• _What is being asked_:
Report back each line of the records that contains the string "Tisaren".

+---+

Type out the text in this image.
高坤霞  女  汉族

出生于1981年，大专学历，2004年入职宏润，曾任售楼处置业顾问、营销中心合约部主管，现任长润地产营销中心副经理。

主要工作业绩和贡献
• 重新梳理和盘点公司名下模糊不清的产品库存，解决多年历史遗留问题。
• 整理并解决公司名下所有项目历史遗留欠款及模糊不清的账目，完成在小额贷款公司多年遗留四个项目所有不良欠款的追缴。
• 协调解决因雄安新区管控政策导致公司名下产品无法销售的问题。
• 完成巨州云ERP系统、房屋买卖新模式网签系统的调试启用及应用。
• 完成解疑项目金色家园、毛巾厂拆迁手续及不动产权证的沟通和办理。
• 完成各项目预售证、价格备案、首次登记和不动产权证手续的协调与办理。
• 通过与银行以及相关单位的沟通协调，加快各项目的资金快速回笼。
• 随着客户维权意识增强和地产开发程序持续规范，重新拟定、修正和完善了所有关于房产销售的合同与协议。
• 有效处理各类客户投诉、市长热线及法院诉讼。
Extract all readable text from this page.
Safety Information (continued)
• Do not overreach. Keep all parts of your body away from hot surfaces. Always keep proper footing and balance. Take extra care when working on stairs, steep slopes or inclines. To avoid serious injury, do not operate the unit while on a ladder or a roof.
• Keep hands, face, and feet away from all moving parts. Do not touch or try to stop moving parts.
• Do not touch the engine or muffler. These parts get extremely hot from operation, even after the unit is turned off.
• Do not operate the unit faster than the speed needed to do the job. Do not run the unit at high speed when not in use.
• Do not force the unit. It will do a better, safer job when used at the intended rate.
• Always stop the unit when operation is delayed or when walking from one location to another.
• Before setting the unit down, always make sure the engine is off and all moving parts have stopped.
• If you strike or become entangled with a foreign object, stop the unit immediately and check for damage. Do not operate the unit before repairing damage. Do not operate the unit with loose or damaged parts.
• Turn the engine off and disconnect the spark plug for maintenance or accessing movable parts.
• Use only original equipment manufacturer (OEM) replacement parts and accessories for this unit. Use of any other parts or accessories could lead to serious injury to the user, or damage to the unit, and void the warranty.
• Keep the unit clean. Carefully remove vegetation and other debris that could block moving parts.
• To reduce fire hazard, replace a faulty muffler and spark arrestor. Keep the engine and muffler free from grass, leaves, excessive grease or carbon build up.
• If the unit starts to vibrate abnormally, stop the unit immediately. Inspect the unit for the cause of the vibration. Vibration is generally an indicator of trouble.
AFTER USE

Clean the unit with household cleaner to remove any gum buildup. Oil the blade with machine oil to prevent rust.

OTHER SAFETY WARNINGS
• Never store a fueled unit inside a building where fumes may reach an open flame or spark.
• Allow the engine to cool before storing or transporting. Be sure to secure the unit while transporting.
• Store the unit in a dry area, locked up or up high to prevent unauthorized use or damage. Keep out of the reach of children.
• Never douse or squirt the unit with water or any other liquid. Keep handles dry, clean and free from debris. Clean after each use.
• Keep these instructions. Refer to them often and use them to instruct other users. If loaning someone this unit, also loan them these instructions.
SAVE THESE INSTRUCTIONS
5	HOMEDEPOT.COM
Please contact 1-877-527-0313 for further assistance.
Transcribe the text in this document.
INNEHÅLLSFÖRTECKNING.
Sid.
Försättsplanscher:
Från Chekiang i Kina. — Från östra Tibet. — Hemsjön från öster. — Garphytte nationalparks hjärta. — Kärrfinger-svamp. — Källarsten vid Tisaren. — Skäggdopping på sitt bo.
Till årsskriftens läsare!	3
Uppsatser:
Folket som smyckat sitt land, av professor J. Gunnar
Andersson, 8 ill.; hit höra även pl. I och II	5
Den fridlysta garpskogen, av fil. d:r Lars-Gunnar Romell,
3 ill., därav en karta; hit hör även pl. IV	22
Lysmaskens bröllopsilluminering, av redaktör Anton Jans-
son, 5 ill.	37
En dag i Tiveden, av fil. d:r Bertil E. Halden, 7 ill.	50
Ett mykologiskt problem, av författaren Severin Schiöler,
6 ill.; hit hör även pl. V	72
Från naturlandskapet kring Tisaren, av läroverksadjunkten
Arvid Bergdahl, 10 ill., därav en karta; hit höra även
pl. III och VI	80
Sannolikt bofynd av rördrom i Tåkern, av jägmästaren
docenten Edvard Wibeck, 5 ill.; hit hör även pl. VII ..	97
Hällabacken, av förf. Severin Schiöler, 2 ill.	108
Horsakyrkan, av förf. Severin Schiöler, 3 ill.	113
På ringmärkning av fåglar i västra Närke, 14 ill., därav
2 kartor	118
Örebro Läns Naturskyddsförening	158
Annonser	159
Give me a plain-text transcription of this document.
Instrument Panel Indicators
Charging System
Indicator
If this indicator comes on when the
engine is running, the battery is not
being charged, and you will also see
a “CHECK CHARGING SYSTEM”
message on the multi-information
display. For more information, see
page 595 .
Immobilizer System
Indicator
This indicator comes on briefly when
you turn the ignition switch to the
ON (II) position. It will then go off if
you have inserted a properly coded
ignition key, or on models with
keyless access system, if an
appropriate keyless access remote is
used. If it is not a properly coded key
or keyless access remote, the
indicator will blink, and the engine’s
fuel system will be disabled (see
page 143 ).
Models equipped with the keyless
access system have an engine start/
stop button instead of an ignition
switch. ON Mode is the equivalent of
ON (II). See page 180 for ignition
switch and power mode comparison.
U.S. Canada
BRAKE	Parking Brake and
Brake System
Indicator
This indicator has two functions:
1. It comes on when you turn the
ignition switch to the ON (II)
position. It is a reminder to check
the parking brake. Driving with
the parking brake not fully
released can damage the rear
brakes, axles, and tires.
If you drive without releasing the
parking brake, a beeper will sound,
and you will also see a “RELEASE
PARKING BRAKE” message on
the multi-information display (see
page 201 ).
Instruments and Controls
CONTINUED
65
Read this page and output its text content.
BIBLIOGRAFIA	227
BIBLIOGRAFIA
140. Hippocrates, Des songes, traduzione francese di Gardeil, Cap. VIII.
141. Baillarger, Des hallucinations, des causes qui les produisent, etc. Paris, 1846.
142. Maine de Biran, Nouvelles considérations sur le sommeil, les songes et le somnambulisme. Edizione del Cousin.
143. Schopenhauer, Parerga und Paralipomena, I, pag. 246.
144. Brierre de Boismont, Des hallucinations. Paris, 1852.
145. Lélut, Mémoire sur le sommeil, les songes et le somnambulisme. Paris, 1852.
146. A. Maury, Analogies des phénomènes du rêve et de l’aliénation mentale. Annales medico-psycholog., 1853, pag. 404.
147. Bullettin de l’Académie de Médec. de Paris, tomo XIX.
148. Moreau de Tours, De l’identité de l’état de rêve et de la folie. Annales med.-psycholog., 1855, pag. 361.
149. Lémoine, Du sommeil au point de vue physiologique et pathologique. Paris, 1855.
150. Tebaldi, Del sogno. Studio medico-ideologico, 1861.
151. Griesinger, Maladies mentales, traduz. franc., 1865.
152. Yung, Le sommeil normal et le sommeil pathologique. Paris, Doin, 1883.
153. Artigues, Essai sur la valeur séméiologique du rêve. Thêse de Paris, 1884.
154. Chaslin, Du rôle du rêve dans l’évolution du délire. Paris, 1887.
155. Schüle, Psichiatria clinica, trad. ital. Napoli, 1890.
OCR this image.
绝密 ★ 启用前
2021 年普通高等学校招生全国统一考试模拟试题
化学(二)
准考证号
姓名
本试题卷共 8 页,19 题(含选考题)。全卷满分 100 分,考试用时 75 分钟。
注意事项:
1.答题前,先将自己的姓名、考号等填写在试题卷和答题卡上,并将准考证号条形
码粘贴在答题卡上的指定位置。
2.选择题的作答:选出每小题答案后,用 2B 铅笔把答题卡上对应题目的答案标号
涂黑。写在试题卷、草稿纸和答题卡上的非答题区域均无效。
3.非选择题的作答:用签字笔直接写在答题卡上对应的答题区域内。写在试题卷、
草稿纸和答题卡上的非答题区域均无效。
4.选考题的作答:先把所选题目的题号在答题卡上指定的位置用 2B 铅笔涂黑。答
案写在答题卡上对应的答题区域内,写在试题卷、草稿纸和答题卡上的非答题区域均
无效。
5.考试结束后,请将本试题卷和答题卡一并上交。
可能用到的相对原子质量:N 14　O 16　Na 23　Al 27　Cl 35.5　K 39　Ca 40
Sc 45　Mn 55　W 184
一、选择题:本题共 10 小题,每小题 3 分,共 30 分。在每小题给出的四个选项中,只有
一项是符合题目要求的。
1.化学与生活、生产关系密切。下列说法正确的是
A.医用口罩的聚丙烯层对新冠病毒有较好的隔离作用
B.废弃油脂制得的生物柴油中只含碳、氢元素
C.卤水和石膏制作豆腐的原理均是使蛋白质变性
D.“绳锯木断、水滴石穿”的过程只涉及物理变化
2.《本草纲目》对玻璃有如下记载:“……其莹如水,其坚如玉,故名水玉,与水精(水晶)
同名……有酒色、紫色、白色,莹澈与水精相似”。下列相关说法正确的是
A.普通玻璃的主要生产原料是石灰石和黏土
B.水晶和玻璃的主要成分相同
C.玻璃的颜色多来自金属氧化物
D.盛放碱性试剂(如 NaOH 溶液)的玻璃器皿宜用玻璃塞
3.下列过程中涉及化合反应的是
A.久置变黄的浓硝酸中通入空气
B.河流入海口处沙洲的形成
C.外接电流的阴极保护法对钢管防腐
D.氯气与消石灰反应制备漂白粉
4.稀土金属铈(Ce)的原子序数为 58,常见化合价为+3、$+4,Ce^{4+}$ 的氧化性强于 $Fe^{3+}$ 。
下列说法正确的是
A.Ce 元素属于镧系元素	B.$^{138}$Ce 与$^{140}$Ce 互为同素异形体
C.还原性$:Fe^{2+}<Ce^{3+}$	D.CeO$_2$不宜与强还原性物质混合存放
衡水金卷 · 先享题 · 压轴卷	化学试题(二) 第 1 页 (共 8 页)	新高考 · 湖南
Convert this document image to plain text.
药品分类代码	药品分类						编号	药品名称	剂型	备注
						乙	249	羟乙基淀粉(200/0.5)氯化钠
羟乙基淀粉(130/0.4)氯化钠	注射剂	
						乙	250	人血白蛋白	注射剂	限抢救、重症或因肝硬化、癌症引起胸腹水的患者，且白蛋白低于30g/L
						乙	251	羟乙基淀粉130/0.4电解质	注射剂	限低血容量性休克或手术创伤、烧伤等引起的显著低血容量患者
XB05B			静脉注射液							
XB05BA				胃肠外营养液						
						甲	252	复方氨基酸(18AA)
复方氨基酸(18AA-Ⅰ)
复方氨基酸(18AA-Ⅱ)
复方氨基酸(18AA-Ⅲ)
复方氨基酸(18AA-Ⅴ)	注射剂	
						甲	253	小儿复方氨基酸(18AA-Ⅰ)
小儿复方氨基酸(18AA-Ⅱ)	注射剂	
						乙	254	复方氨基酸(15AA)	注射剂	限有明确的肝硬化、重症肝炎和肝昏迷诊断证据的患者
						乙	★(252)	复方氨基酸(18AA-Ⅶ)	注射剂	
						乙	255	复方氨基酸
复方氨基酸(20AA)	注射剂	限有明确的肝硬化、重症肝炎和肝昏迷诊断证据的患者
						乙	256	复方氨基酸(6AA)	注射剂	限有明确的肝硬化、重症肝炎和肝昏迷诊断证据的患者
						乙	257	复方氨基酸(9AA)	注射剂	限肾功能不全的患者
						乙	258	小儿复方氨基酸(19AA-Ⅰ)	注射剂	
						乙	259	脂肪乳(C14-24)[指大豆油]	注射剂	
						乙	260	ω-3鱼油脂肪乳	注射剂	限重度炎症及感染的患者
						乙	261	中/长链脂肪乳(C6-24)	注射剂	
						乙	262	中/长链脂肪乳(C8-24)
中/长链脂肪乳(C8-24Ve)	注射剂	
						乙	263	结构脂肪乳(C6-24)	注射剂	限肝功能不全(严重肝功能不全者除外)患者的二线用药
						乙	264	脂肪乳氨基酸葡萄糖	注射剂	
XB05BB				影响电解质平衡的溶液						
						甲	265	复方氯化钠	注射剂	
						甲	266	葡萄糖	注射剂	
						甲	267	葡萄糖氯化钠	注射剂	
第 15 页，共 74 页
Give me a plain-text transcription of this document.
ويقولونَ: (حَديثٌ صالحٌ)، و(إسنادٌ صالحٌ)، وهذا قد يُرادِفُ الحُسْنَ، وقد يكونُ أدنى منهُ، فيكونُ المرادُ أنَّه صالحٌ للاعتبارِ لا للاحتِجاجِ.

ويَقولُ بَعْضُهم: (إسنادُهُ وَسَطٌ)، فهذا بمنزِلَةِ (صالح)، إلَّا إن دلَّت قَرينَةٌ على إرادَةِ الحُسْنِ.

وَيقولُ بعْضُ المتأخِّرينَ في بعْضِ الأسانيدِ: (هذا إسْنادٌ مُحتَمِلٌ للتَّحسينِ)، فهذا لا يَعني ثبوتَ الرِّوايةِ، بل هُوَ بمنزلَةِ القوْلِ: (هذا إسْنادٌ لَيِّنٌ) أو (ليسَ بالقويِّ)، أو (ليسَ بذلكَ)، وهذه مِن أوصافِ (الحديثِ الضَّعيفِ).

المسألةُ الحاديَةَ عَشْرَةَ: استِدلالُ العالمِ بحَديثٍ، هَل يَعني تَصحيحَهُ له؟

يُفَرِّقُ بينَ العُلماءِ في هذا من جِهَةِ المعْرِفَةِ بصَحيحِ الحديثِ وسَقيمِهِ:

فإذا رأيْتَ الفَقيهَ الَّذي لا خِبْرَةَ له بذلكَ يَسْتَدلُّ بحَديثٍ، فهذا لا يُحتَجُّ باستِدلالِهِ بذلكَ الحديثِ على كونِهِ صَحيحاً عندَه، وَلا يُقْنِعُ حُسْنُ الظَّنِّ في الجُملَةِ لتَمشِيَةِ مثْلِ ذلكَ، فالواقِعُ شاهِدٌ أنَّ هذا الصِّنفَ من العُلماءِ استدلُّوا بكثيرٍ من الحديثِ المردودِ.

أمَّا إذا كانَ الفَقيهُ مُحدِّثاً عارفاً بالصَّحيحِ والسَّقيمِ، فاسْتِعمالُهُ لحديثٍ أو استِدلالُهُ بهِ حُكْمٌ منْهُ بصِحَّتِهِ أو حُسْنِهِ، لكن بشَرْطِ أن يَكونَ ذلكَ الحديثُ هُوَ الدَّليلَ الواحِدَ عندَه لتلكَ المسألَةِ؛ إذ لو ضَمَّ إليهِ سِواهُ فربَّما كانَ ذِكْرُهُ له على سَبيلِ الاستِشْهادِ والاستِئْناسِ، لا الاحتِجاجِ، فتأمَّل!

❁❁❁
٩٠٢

+---+

• _Complete output_:
Från Chekiang i Kina. — Från östra Tibet. — Hemsjön från öster. — Garphytte nationalparks hjärta. — Kärrfinger-svamp. — Källarsten vid Tisaren. — Skäggdopping på sitt bo.
Från naturlandskapet kring Tisaren, av läroverksadjunkten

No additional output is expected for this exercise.